= Problem statement =
Scan the records for the string "your"; copy each line where it occurs.
-- start --
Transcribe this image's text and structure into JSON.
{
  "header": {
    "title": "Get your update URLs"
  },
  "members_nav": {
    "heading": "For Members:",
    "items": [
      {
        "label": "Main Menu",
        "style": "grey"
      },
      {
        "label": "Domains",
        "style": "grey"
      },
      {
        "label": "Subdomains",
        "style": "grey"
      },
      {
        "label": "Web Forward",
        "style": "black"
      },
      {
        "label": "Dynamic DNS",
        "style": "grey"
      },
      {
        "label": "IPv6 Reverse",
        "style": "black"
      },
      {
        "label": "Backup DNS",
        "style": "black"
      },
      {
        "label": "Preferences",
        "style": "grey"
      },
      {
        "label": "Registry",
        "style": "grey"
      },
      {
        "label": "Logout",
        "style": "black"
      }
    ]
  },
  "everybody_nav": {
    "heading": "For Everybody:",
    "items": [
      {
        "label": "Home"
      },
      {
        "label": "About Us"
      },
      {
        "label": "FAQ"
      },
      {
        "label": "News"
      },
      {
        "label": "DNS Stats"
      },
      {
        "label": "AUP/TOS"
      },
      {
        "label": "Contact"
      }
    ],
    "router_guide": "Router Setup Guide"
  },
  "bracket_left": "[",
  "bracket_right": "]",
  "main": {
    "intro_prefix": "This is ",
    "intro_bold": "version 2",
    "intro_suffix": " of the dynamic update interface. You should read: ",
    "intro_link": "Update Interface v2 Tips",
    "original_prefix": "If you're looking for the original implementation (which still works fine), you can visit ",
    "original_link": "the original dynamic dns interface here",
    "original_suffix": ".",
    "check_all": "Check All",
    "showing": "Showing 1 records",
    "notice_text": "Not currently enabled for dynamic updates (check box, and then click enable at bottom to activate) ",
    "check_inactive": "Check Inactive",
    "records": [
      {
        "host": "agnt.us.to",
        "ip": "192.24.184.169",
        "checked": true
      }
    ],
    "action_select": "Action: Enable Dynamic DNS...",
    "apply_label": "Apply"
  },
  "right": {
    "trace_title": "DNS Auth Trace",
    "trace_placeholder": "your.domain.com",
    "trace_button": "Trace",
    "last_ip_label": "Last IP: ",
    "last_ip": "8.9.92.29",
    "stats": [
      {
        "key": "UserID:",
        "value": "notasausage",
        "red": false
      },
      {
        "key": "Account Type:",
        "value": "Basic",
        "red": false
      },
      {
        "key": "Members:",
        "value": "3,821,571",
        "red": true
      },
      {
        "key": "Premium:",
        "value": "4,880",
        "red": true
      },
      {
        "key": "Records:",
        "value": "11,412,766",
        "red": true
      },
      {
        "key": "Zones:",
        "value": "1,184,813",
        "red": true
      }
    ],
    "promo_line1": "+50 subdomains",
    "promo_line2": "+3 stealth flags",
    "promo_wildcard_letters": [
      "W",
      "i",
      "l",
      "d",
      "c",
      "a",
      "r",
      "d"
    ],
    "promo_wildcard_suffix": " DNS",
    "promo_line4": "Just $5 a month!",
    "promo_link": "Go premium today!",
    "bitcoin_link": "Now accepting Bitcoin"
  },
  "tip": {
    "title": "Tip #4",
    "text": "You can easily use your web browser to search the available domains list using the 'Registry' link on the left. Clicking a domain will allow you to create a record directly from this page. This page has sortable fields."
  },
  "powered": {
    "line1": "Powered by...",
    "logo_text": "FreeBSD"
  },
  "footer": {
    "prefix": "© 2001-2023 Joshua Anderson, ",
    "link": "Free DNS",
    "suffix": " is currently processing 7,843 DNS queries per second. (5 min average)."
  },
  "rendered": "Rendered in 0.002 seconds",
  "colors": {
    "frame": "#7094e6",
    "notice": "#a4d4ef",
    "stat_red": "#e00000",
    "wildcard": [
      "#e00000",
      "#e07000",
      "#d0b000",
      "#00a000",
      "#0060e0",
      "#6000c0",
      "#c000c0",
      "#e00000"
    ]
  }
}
-- end --
= Exercise solution =
    "title": "Get your update URLs"
    "trace_placeholder": "your.domain.com",
    "text": "You can easily use your web browser to search the available domains list using the 'Registry' link on the left. Clicking a domain will allow you to create a record directly from this page. This page has sortable fields."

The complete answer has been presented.